• **Request**
Go through the material below and report how many lines contain "that". Give only the number.

#### Materials provided

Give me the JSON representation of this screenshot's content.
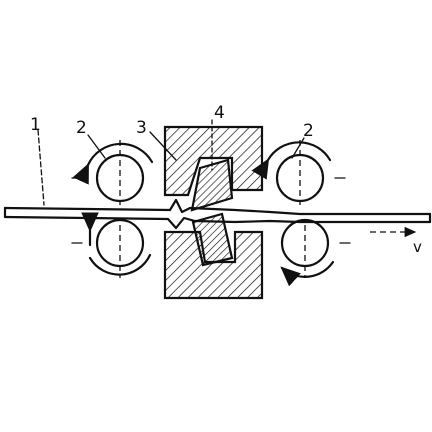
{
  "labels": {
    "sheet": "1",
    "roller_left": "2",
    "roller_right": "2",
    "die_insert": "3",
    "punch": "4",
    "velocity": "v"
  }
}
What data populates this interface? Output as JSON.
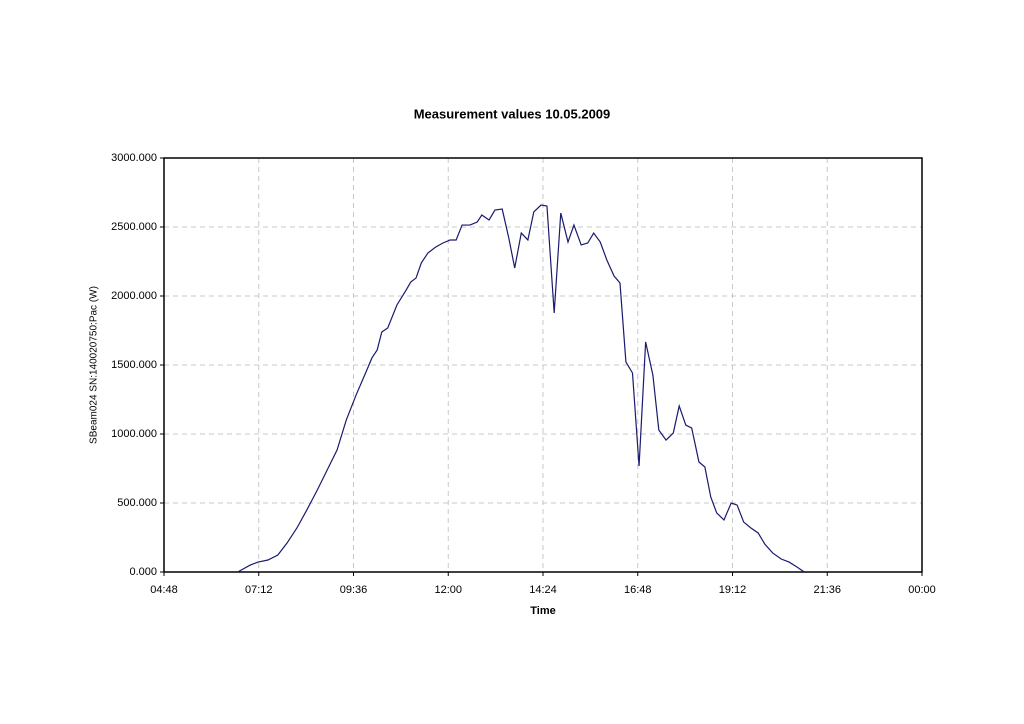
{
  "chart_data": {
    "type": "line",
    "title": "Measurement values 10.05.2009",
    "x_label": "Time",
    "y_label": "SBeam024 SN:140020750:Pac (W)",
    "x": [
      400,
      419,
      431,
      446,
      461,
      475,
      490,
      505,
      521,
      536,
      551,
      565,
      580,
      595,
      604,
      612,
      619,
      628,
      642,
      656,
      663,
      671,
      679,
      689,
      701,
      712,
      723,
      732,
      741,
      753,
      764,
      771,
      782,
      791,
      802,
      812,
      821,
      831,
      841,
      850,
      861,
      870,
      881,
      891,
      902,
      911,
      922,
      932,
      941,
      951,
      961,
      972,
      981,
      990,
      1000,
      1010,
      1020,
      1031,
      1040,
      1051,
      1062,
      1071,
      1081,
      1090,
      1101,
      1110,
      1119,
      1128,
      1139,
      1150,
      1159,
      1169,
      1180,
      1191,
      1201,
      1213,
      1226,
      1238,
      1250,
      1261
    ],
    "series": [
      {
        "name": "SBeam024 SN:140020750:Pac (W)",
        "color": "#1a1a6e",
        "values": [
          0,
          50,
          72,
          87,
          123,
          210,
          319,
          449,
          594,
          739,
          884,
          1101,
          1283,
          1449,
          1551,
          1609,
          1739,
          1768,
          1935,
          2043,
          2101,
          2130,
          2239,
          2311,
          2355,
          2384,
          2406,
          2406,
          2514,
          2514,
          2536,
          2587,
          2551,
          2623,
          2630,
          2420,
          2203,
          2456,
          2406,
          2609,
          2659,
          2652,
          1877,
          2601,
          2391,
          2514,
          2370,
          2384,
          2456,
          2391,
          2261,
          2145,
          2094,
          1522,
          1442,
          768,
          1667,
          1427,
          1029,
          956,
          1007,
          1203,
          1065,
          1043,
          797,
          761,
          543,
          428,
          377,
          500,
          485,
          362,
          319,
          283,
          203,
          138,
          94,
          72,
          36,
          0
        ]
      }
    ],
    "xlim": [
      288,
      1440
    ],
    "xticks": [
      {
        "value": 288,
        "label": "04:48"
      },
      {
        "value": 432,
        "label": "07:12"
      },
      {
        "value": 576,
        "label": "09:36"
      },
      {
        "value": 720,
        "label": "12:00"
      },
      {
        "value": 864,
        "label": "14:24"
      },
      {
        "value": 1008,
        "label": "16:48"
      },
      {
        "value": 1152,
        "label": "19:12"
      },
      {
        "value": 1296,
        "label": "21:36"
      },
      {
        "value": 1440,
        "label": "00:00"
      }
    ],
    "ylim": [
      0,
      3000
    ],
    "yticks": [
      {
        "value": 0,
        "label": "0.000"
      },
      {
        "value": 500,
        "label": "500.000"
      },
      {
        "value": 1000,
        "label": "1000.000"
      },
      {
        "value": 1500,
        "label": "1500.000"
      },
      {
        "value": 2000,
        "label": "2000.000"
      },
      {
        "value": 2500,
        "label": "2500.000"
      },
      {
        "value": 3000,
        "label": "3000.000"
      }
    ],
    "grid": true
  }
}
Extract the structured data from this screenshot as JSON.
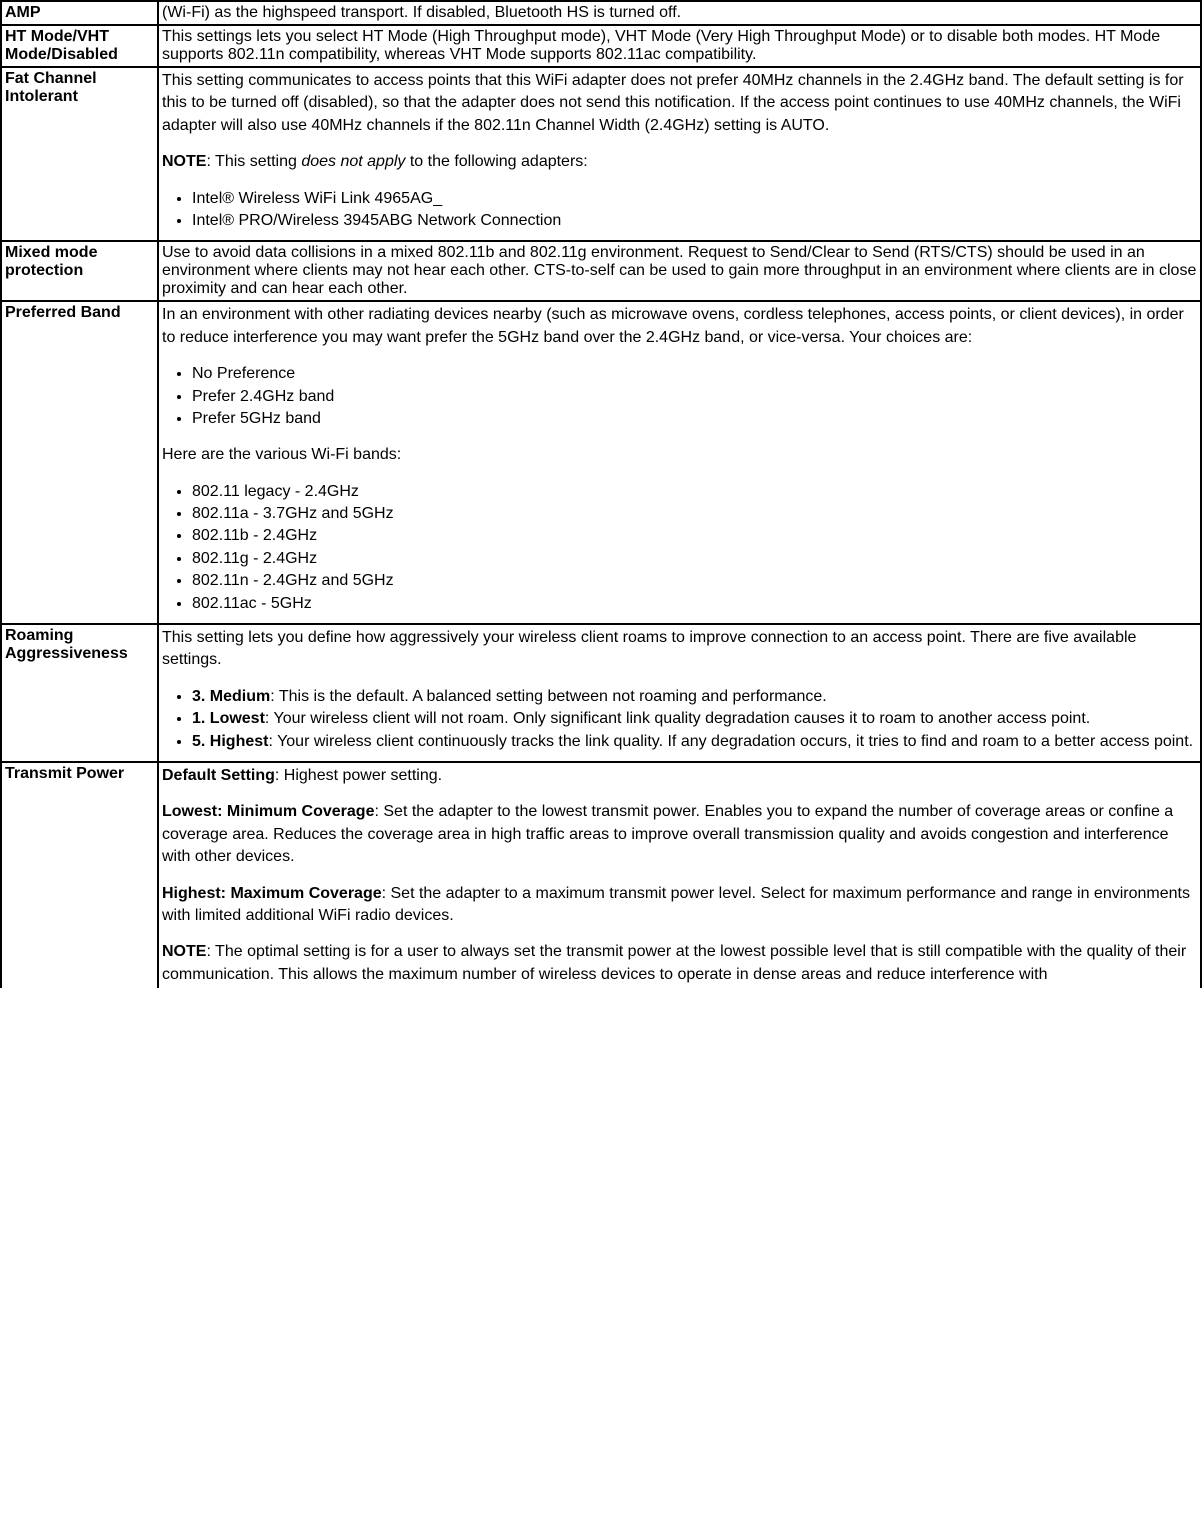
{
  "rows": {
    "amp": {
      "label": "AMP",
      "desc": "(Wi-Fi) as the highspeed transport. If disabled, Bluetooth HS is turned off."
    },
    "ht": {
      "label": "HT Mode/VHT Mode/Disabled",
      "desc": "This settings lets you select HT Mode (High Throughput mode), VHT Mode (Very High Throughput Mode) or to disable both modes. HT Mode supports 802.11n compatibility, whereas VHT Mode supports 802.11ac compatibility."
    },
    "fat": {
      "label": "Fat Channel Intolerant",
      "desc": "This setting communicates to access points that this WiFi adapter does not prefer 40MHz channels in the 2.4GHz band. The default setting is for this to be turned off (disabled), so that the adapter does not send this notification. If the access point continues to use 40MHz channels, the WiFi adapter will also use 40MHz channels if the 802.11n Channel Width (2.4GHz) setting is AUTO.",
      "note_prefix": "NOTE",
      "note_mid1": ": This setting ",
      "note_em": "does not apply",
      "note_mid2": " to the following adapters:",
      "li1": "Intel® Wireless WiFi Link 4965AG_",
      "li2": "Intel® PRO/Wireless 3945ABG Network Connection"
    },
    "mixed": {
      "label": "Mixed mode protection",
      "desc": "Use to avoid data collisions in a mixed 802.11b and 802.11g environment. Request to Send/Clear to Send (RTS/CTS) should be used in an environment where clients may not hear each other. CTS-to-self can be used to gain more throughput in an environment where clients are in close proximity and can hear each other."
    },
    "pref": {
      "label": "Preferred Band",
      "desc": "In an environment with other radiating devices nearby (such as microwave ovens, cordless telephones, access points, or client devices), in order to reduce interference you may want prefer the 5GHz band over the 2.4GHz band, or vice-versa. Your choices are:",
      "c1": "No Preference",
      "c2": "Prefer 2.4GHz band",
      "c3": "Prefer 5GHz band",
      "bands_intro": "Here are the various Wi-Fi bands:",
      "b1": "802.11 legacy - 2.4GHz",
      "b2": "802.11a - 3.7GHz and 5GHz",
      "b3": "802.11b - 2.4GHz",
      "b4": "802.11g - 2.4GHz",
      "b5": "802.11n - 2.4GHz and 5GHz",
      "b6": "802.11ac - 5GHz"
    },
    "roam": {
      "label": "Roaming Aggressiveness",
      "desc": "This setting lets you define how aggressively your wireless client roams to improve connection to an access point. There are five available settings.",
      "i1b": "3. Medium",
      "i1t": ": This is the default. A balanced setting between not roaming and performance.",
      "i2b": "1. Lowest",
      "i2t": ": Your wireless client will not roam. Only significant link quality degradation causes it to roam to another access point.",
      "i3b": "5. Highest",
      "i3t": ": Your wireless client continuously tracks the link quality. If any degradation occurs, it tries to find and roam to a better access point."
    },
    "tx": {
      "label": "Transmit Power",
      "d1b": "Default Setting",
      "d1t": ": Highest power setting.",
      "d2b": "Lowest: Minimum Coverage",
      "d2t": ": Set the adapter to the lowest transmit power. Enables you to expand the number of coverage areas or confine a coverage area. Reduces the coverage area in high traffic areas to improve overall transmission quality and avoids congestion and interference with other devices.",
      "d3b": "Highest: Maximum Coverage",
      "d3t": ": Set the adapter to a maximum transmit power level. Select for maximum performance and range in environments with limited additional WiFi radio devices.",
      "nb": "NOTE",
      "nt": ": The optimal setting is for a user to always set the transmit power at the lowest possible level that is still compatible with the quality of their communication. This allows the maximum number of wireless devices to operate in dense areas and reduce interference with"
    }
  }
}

########

• **The reply**
2